**Task brief:**
Return each line of the material verbatim.

BEGIN Given information

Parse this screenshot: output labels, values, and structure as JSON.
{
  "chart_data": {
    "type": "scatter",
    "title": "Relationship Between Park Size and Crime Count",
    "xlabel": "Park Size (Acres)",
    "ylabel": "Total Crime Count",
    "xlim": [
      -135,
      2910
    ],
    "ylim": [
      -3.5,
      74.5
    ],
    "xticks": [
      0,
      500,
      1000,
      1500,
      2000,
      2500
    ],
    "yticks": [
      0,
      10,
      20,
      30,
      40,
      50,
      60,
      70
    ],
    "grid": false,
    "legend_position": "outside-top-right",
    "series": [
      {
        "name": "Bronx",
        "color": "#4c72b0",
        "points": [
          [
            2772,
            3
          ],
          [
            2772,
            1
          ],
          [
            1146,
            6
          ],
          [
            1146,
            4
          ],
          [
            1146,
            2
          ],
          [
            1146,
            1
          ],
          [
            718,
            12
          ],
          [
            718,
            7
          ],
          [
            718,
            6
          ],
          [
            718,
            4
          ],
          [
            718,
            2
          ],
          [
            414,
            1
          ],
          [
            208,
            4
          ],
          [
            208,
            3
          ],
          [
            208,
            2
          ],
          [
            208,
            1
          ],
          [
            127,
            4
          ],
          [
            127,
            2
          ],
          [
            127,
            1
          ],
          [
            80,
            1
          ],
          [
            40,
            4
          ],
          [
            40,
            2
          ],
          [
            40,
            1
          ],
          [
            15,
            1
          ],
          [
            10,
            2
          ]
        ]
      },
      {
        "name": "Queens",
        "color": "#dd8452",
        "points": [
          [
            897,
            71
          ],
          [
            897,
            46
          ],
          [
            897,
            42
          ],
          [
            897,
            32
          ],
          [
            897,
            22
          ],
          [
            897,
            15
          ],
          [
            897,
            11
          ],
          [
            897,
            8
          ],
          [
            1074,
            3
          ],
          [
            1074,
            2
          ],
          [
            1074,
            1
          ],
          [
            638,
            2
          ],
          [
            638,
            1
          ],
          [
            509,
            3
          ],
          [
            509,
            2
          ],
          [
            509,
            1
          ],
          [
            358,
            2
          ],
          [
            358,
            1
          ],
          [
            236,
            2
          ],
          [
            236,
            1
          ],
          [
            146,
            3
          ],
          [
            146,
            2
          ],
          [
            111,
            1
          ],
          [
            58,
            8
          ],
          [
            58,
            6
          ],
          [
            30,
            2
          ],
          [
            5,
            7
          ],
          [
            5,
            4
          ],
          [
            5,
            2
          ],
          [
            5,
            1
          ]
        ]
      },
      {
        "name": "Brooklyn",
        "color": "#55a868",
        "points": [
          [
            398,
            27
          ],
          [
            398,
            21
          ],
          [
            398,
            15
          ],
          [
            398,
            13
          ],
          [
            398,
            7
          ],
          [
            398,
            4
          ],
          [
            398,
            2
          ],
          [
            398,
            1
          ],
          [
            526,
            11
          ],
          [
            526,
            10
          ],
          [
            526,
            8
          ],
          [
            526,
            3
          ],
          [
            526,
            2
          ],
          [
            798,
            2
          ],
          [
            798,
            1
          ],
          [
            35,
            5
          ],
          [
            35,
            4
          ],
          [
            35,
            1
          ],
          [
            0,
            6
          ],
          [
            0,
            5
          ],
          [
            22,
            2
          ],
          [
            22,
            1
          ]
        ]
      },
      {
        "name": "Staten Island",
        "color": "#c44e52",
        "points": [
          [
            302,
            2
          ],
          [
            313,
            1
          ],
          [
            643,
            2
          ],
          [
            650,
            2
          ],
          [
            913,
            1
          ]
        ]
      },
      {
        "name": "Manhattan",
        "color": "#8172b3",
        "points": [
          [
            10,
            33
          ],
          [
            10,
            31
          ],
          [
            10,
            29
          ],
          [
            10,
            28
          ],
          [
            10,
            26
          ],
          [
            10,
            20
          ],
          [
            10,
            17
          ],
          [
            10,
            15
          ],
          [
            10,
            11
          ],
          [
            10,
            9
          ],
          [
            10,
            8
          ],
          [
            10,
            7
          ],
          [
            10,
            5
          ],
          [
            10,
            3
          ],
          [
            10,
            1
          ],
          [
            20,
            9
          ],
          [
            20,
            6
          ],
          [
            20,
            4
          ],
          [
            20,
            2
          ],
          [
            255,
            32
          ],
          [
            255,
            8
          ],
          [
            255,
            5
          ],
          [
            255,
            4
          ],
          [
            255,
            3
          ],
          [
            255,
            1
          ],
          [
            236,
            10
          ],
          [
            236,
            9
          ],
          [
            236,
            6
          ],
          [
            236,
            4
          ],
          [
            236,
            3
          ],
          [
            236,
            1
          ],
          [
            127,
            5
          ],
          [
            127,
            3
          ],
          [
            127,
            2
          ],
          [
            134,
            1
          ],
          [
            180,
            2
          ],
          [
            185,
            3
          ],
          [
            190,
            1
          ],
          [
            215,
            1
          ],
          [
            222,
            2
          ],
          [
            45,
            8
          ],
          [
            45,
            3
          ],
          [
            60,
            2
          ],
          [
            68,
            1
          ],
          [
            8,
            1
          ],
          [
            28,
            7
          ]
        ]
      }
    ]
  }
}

END Given information

**Final answer:**
Parse this screenshot: output labels, values, and structure as JSON.
{
  "chart_data": {
    "type": "scatter",
    "title": "Relationship Between Park Size and Crime Count",
    "xlabel": "Park Size (Acres)",
    "ylabel": "Total Crime Count",
    "xlim": [
      -135,
      2910
    ],
    "ylim": [
      -3.5,
      74.5
    ],
    "xticks": [
      0,
      500,
      1000,
      1500,
      2000,
      2500
    ],
    "yticks": [
      0,
      10,
      20,
      30,
      40,
      50,
      60,
      70
    ],
    "grid": false,
    "legend_position": "outside-top-right",
    "series": [
      {
        "name": "Bronx",
        "color": "#4c72b0",
        "points": [
          [
            2772,
            3
          ],
          [
            2772,
            1
          ],
          [
            1146,
            6
          ],
          [
            1146,
            4
          ],
          [
            1146,
            2
          ],
          [
            1146,
            1
          ],
          [
            718,
            12
          ],
          [
            718,
            7
          ],
          [
            718,
            6
          ],
          [
            718,
            4
          ],
          [
            718,
            2
          ],
          [
            414,
            1
          ],
          [
            208,
            4
          ],
          [
            208,
            3
          ],
          [
            208,
            2
          ],
          [
            208,
            1
          ],
          [
            127,
            4
          ],
          [
            127,
            2
          ],
          [
            127,
            1
          ],
          [
            80,
            1
          ],
          [
            40,
            4
          ],
          [
            40,
            2
          ],
          [
            40,
            1
          ],
          [
            15,
            1
          ],
          [
            10,
            2
          ]
        ]
      },
      {
        "name": "Queens",
        "color": "#dd8452",
        "points": [
          [
            897,
            71
          ],
          [
            897,
            46
          ],
          [
            897,
            42
          ],
          [
            897,
            32
          ],
          [
            897,
            22
          ],
          [
            897,
            15
          ],
          [
            897,
            11
          ],
          [
            897,
            8
          ],
          [
            1074,
            3
          ],
          [
            1074,
            2
          ],
          [
            1074,
            1
          ],
          [
            638,
            2
          ],
          [
            638,
            1
          ],
          [
            509,
            3
          ],
          [
            509,
            2
          ],
          [
            509,
            1
          ],
          [
            358,
            2
          ],
          [
            358,
            1
          ],
          [
            236,
            2
          ],
          [
            236,
            1
          ],
          [
            146,
            3
          ],
          [
            146,
            2
          ],
          [
            111,
            1
          ],
          [
            58,
            8
          ],
          [
            58,
            6
          ],
          [
            30,
            2
          ],
          [
            5,
            7
          ],
          [
            5,
            4
          ],
          [
            5,
            2
          ],
          [
            5,
            1
          ]
        ]
      },
      {
        "name": "Brooklyn",
        "color": "#55a868",
        "points": [
          [
            398,
            27
          ],
          [
            398,
            21
          ],
          [
            398,
            15
          ],
          [
            398,
            13
          ],
          [
            398,
            7
          ],
          [
            398,
            4
          ],
          [
            398,
            2
          ],
          [
            398,
            1
          ],
          [
            526,
            11
          ],
          [
            526,
            10
          ],
          [
            526,
            8
          ],
          [
            526,
            3
          ],
          [
            526,
            2
          ],
          [
            798,
            2
          ],
          [
            798,
            1
          ],
          [
            35,
            5
          ],
          [
            35,
            4
          ],
          [
            35,
            1
          ],
          [
            0,
            6
          ],
          [
            0,
            5
          ],
          [
            22,
            2
          ],
          [
            22,
            1
          ]
        ]
      },
      {
        "name": "Staten Island",
        "color": "#c44e52",
        "points": [
          [
            302,
            2
          ],
          [
            313,
            1
          ],
          [
            643,
            2
          ],
          [
            650,
            2
          ],
          [
            913,
            1
          ]
        ]
      },
      {
        "name": "Manhattan",
        "color": "#8172b3",
        "points": [
          [
            10,
            33
          ],
          [
            10,
            31
          ],
          [
            10,
            29
          ],
          [
            10,
            28
          ],
          [
            10,
            26
          ],
          [
            10,
            20
          ],
          [
            10,
            17
          ],
          [
            10,
            15
          ],
          [
            10,
            11
          ],
          [
            10,
            9
          ],
          [
            10,
            8
          ],
          [
            10,
            7
          ],
          [
            10,
            5
          ],
          [
            10,
            3
          ],
          [
            10,
            1
          ],
          [
            20,
            9
          ],
          [
            20,
            6
          ],
          [
            20,
            4
          ],
          [
            20,
            2
          ],
          [
            255,
            32
          ],
          [
            255,
            8
          ],
          [
            255,
            5
          ],
          [
            255,
            4
          ],
          [
            255,
            3
          ],
          [
            255,
            1
          ],
          [
            236,
            10
          ],
          [
            236,
            9
          ],
          [
            236,
            6
          ],
          [
            236,
            4
          ],
          [
            236,
            3
          ],
          [
            236,
            1
          ],
          [
            127,
            5
          ],
          [
            127,
            3
          ],
          [
            127,
            2
          ],
          [
            134,
            1
          ],
          [
            180,
            2
          ],
          [
            185,
            3
          ],
          [
            190,
            1
          ],
          [
            215,
            1
          ],
          [
            222,
            2
          ],
          [
            45,
            8
          ],
          [
            45,
            3
          ],
          [
            60,
            2
          ],
          [
            68,
            1
          ],
          [
            8,
            1
          ],
          [
            28,
            7
          ]
        ]
      }
    ]
  }
}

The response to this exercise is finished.